START MATERIAL PROVIDED

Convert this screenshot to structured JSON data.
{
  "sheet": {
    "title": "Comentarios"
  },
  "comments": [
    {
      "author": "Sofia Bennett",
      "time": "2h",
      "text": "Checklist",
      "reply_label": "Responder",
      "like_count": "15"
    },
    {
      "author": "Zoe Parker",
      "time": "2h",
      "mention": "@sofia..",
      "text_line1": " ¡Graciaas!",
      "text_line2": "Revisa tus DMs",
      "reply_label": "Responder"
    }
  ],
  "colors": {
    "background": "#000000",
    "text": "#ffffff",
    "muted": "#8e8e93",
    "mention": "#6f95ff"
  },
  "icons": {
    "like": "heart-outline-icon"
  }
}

END MATERIAL PROVIDED
START MATERIAL PROVIDED

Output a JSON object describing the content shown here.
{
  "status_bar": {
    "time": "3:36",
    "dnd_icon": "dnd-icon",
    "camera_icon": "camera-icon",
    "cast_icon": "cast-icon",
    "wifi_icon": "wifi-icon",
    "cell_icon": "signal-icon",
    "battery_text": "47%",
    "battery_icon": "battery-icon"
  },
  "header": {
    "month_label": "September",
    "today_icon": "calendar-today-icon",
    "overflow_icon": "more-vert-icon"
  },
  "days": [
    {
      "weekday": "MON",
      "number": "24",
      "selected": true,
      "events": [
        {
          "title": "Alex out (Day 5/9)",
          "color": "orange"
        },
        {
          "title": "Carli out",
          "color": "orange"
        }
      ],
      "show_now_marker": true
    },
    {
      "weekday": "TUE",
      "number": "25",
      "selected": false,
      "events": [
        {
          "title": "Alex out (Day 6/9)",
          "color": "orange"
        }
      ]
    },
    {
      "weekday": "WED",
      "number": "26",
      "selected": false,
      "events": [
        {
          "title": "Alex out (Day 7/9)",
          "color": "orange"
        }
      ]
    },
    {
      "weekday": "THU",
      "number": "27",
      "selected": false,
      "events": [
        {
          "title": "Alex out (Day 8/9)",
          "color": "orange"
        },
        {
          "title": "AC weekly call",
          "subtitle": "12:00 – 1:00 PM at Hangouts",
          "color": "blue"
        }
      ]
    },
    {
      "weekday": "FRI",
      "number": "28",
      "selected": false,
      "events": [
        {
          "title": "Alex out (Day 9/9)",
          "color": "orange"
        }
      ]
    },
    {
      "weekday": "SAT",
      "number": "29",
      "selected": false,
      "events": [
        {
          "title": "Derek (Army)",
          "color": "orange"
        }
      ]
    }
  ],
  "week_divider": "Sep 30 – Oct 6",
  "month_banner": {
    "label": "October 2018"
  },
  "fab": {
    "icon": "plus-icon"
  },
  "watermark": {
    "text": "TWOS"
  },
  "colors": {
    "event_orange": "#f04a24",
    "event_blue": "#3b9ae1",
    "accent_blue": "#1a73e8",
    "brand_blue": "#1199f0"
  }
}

END MATERIAL PROVIDED
START MATERIAL PROVIDED

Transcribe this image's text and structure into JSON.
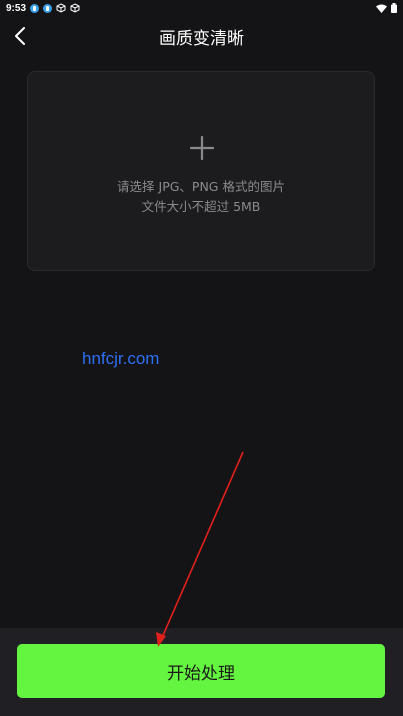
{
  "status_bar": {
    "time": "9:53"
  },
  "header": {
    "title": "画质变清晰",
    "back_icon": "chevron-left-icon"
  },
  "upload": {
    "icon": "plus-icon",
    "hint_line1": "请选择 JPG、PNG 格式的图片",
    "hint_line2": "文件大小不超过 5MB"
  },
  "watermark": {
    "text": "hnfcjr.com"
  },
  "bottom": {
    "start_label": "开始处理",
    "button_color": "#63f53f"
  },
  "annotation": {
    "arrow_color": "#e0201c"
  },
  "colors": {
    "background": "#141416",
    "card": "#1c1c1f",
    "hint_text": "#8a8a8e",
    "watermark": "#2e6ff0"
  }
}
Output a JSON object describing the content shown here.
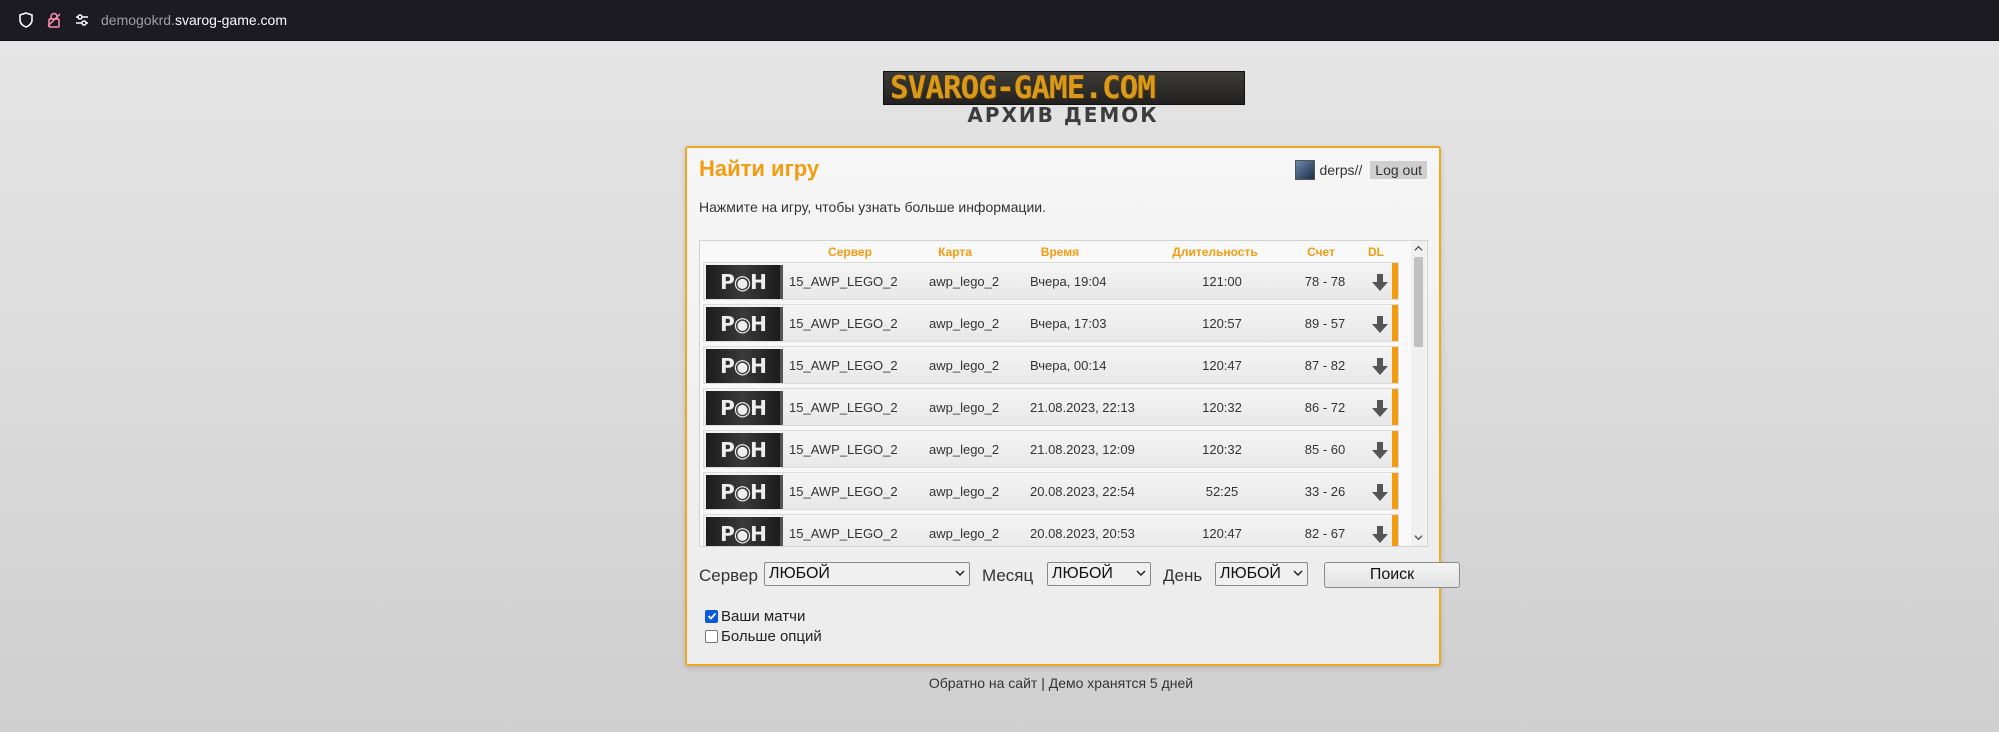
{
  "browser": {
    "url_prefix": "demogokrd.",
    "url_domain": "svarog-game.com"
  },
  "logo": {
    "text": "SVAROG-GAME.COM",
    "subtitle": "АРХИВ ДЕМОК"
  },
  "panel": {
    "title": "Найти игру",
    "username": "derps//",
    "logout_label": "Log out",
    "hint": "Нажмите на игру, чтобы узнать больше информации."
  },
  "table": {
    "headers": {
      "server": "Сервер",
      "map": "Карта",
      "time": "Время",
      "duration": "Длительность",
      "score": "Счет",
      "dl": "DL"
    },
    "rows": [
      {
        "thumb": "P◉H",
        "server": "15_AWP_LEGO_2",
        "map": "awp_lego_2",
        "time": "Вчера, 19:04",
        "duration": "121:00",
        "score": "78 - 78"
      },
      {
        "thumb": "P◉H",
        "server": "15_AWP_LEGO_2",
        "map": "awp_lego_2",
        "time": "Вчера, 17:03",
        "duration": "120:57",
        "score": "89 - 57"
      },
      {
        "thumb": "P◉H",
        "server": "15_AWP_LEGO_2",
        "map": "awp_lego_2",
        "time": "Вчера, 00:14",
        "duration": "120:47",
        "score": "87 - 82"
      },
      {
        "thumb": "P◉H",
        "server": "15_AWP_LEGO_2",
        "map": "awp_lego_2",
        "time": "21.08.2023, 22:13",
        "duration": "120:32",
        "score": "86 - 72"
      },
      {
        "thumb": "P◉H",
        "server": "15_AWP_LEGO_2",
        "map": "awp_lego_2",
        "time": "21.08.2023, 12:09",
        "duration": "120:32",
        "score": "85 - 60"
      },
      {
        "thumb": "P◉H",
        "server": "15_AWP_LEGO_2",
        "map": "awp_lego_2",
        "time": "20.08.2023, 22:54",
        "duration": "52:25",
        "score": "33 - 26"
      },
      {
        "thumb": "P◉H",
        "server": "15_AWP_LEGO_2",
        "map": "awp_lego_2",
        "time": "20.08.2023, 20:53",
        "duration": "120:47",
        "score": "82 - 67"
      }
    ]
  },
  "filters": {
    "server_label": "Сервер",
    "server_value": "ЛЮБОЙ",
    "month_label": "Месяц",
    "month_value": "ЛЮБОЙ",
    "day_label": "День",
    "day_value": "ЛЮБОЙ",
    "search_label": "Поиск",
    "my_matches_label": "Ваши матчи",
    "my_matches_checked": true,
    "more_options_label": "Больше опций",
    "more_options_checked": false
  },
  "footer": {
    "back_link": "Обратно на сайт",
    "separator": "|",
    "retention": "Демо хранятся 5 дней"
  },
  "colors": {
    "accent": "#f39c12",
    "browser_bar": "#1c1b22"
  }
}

END MATERIAL PROVIDED

- [OBJECTIVE] Scan the material above. Return every line containing the string "duration".

- [SOLUTION TO THE PROBLEM]
      "duration": "Длительность",
        "duration": "121:00",
        "duration": "120:57",
        "duration": "120:47",
        "duration": "120:32",
        "duration": "120:32",
        "duration": "52:25",
        "duration": "120:47",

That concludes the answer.